[WRITTEN REQUEST]
Type every record exactly as it appears.

Stored dataset items
>>>
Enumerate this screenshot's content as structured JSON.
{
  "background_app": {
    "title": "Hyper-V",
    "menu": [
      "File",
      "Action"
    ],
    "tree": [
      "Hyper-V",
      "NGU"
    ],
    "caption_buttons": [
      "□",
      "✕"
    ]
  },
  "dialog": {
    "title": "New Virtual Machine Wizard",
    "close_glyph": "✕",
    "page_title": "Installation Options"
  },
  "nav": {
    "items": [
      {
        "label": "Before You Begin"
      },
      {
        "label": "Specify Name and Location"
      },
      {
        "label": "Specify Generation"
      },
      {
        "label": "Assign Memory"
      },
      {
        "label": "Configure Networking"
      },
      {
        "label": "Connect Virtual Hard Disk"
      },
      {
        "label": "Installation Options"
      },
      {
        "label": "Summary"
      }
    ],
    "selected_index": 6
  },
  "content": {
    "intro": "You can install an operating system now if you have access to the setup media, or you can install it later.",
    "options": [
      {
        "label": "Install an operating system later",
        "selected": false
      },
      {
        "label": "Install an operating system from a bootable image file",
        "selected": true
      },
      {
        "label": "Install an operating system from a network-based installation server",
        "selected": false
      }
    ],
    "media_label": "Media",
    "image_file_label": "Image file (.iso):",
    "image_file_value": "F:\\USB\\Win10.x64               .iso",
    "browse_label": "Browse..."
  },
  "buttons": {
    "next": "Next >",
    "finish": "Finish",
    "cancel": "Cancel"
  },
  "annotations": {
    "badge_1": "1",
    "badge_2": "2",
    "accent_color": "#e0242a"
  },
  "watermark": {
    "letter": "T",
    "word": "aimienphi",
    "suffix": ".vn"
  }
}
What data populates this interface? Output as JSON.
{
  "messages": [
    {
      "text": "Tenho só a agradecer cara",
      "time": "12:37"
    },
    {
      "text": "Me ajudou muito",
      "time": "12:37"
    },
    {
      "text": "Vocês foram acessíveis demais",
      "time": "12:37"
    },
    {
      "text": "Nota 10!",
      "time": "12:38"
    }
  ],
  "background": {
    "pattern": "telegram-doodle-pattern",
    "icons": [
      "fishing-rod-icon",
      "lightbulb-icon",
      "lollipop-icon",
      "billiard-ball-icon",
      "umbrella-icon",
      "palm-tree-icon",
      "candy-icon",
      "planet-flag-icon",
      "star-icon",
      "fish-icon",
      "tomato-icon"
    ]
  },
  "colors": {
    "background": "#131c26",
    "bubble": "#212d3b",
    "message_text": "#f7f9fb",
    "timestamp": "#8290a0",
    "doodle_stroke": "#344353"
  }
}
<<<
[RESULT FOR THIS EXERCISE]
Enumerate this screenshot's content as structured JSON.
{
  "background_app": {
    "title": "Hyper-V",
    "menu": [
      "File",
      "Action"
    ],
    "tree": [
      "Hyper-V",
      "NGU"
    ],
    "caption_buttons": [
      "□",
      "✕"
    ]
  },
  "dialog": {
    "title": "New Virtual Machine Wizard",
    "close_glyph": "✕",
    "page_title": "Installation Options"
  },
  "nav": {
    "items": [
      {
        "label": "Before You Begin"
      },
      {
        "label": "Specify Name and Location"
      },
      {
        "label": "Specify Generation"
      },
      {
        "label": "Assign Memory"
      },
      {
        "label": "Configure Networking"
      },
      {
        "label": "Connect Virtual Hard Disk"
      },
      {
        "label": "Installation Options"
      },
      {
        "label": "Summary"
      }
    ],
    "selected_index": 6
  },
  "content": {
    "intro": "You can install an operating system now if you have access to the setup media, or you can install it later.",
    "options": [
      {
        "label": "Install an operating system later",
        "selected": false
      },
      {
        "label": "Install an operating system from a bootable image file",
        "selected": true
      },
      {
        "label": "Install an operating system from a network-based installation server",
        "selected": false
      }
    ],
    "media_label": "Media",
    "image_file_label": "Image file (.iso):",
    "image_file_value": "F:\\USB\\Win10.x64               .iso",
    "browse_label": "Browse..."
  },
  "buttons": {
    "next": "Next >",
    "finish": "Finish",
    "cancel": "Cancel"
  },
  "annotations": {
    "badge_1": "1",
    "badge_2": "2",
    "accent_color": "#e0242a"
  },
  "watermark": {
    "letter": "T",
    "word": "aimienphi",
    "suffix": ".vn"
  }
}
What data populates this interface? Output as JSON.
{
  "messages": [
    {
      "text": "Tenho só a agradecer cara",
      "time": "12:37"
    },
    {
      "text": "Me ajudou muito",
      "time": "12:37"
    },
    {
      "text": "Vocês foram acessíveis demais",
      "time": "12:37"
    },
    {
      "text": "Nota 10!",
      "time": "12:38"
    }
  ],
  "background": {
    "pattern": "telegram-doodle-pattern",
    "icons": [
      "fishing-rod-icon",
      "lightbulb-icon",
      "lollipop-icon",
      "billiard-ball-icon",
      "umbrella-icon",
      "palm-tree-icon",
      "candy-icon",
      "planet-flag-icon",
      "star-icon",
      "fish-icon",
      "tomato-icon"
    ]
  },
  "colors": {
    "background": "#131c26",
    "bubble": "#212d3b",
    "message_text": "#f7f9fb",
    "timestamp": "#8290a0",
    "doodle_stroke": "#344353"
  }
}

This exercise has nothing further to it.